*ITEMS*:
-------

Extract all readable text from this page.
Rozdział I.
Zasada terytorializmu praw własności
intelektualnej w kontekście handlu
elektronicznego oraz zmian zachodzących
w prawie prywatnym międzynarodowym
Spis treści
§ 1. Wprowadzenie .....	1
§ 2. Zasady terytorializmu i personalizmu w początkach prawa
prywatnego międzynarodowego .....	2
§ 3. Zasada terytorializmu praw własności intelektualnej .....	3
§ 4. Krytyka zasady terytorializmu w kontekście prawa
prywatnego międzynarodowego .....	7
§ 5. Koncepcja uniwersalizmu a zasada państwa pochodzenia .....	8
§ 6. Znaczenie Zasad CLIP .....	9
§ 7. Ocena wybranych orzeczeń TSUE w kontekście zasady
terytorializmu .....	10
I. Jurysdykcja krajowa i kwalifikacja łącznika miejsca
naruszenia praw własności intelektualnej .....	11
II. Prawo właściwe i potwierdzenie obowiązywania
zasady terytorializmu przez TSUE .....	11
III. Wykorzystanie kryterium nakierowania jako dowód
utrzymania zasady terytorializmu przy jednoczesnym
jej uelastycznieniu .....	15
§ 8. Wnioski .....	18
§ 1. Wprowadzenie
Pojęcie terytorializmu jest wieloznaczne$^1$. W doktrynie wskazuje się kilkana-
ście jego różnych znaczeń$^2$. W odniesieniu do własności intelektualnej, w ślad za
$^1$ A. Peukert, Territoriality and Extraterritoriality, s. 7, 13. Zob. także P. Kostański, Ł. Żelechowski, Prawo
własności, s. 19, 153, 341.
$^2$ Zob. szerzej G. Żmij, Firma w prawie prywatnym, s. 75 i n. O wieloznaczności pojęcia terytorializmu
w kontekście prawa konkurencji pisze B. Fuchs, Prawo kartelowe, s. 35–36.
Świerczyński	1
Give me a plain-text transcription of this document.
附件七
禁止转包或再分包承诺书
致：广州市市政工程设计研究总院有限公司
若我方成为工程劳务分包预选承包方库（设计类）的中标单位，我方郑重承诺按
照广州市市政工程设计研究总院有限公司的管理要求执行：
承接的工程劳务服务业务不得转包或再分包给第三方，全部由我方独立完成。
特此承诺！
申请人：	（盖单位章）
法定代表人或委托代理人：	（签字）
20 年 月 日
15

-------

Restate the data above word for word, please.

Extract all readable text from this page.
Rozdział I.
Zasada terytorializmu praw własności
intelektualnej w kontekście handlu
elektronicznego oraz zmian zachodzących
w prawie prywatnym międzynarodowym
Spis treści
§ 1. Wprowadzenie .....	1
§ 2. Zasady terytorializmu i personalizmu w początkach prawa
prywatnego międzynarodowego .....	2
§ 3. Zasada terytorializmu praw własności intelektualnej .....	3
§ 4. Krytyka zasady terytorializmu w kontekście prawa
prywatnego międzynarodowego .....	7
§ 5. Koncepcja uniwersalizmu a zasada państwa pochodzenia .....	8
§ 6. Znaczenie Zasad CLIP .....	9
§ 7. Ocena wybranych orzeczeń TSUE w kontekście zasady
terytorializmu .....	10
I. Jurysdykcja krajowa i kwalifikacja łącznika miejsca
naruszenia praw własności intelektualnej .....	11
II. Prawo właściwe i potwierdzenie obowiązywania
zasady terytorializmu przez TSUE .....	11
III. Wykorzystanie kryterium nakierowania jako dowód
utrzymania zasady terytorializmu przy jednoczesnym
jej uelastycznieniu .....	15
§ 8. Wnioski .....	18
§ 1. Wprowadzenie
Pojęcie terytorializmu jest wieloznaczne$^1$. W doktrynie wskazuje się kilkana-
ście jego różnych znaczeń$^2$. W odniesieniu do własności intelektualnej, w ślad za
$^1$ A. Peukert, Territoriality and Extraterritoriality, s. 7, 13. Zob. także P. Kostański, Ł. Żelechowski, Prawo
własności, s. 19, 153, 341.
$^2$ Zob. szerzej G. Żmij, Firma w prawie prywatnym, s. 75 i n. O wieloznaczności pojęcia terytorializmu
w kontekście prawa konkurencji pisze B. Fuchs, Prawo kartelowe, s. 35–36.
Świerczyński	1
Give me a plain-text transcription of this document.
附件七
禁止转包或再分包承诺书
致：广州市市政工程设计研究总院有限公司
若我方成为工程劳务分包预选承包方库（设计类）的中标单位，我方郑重承诺按
照广州市市政工程设计研究总院有限公司的管理要求执行：
承接的工程劳务服务业务不得转包或再分包给第三方，全部由我方独立完成。
特此承诺！
申请人：	（盖单位章）
法定代表人或委托代理人：	（签字）
20 年 月 日
15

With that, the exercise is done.